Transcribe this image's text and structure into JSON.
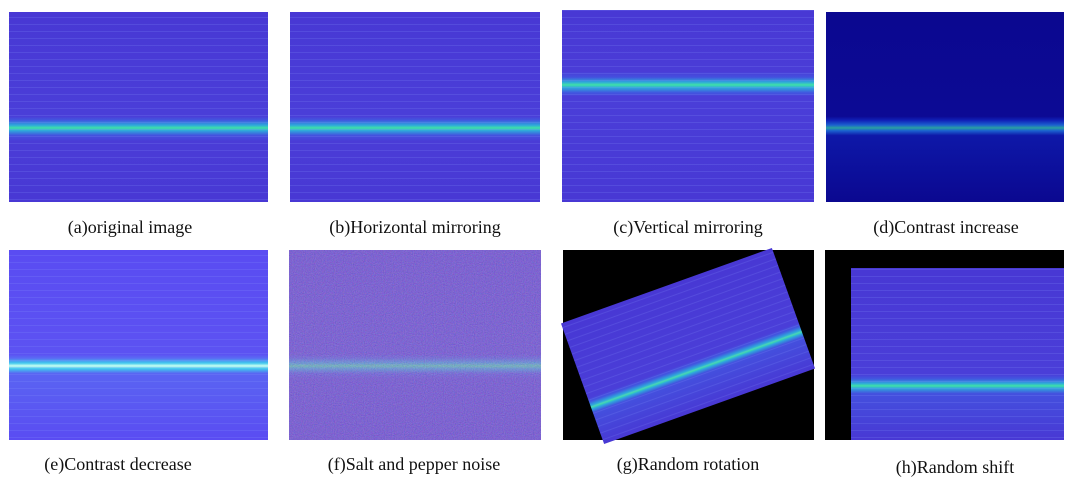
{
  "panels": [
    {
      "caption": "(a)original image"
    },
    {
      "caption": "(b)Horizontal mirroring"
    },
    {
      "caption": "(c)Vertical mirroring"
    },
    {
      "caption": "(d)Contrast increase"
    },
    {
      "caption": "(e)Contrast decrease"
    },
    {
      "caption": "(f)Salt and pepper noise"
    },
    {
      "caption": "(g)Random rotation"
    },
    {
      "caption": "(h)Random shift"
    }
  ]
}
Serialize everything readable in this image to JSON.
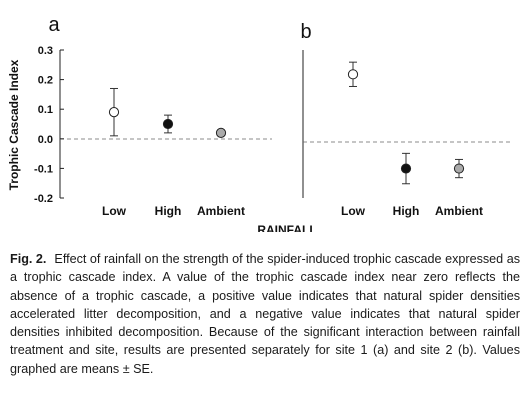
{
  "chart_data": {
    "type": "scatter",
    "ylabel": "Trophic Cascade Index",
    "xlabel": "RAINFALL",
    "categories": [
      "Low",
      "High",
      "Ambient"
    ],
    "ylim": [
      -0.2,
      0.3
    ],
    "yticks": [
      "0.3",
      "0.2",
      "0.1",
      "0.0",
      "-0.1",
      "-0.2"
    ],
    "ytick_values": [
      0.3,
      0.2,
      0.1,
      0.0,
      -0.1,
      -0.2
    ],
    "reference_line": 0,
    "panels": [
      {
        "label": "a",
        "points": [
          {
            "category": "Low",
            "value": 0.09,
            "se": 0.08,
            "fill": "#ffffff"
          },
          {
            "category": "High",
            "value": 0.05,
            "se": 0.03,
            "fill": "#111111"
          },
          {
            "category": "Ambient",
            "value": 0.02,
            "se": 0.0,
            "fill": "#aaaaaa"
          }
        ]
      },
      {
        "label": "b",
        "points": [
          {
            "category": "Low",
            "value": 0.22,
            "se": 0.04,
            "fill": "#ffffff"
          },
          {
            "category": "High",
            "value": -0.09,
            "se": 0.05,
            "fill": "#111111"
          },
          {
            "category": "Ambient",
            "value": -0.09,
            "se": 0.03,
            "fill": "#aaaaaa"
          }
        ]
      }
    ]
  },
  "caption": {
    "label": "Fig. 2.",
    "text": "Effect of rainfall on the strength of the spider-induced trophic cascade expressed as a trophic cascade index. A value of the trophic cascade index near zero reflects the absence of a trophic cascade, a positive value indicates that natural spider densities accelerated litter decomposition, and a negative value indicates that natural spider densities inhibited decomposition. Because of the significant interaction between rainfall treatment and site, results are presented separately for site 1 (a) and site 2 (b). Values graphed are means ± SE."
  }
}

Task description: Every line of the material is to be quoted exactly, with no pictures carried over.

Exercise solution:
Transcribe this image's text and structure into JSON.
{
  "panels": [
    {
      "caption": "(a)original image"
    },
    {
      "caption": "(b)Horizontal mirroring"
    },
    {
      "caption": "(c)Vertical mirroring"
    },
    {
      "caption": "(d)Contrast increase"
    },
    {
      "caption": "(e)Contrast decrease"
    },
    {
      "caption": "(f)Salt and pepper noise"
    },
    {
      "caption": "(g)Random rotation"
    },
    {
      "caption": "(h)Random shift"
    }
  ]
}
Serialize everything readable in this image to JSON.
{
  "chart_data": {
    "type": "scatter",
    "ylabel": "Trophic Cascade Index",
    "xlabel": "RAINFALL",
    "categories": [
      "Low",
      "High",
      "Ambient"
    ],
    "ylim": [
      -0.2,
      0.3
    ],
    "yticks": [
      "0.3",
      "0.2",
      "0.1",
      "0.0",
      "-0.1",
      "-0.2"
    ],
    "ytick_values": [
      0.3,
      0.2,
      0.1,
      0.0,
      -0.1,
      -0.2
    ],
    "reference_line": 0,
    "panels": [
      {
        "label": "a",
        "points": [
          {
            "category": "Low",
            "value": 0.09,
            "se": 0.08,
            "fill": "#ffffff"
          },
          {
            "category": "High",
            "value": 0.05,
            "se": 0.03,
            "fill": "#111111"
          },
          {
            "category": "Ambient",
            "value": 0.02,
            "se": 0.0,
            "fill": "#aaaaaa"
          }
        ]
      },
      {
        "label": "b",
        "points": [
          {
            "category": "Low",
            "value": 0.22,
            "se": 0.04,
            "fill": "#ffffff"
          },
          {
            "category": "High",
            "value": -0.09,
            "se": 0.05,
            "fill": "#111111"
          },
          {
            "category": "Ambient",
            "value": -0.09,
            "se": 0.03,
            "fill": "#aaaaaa"
          }
        ]
      }
    ]
  },
  "caption": {
    "label": "Fig. 2.",
    "text": "Effect of rainfall on the strength of the spider-induced trophic cascade expressed as a trophic cascade index. A value of the trophic cascade index near zero reflects the absence of a trophic cascade, a positive value indicates that natural spider densities accelerated litter decomposition, and a negative value indicates that natural spider densities inhibited decomposition. Because of the significant interaction between rainfall treatment and site, results are presented separately for site 1 (a) and site 2 (b). Values graphed are means ± SE."
  }
}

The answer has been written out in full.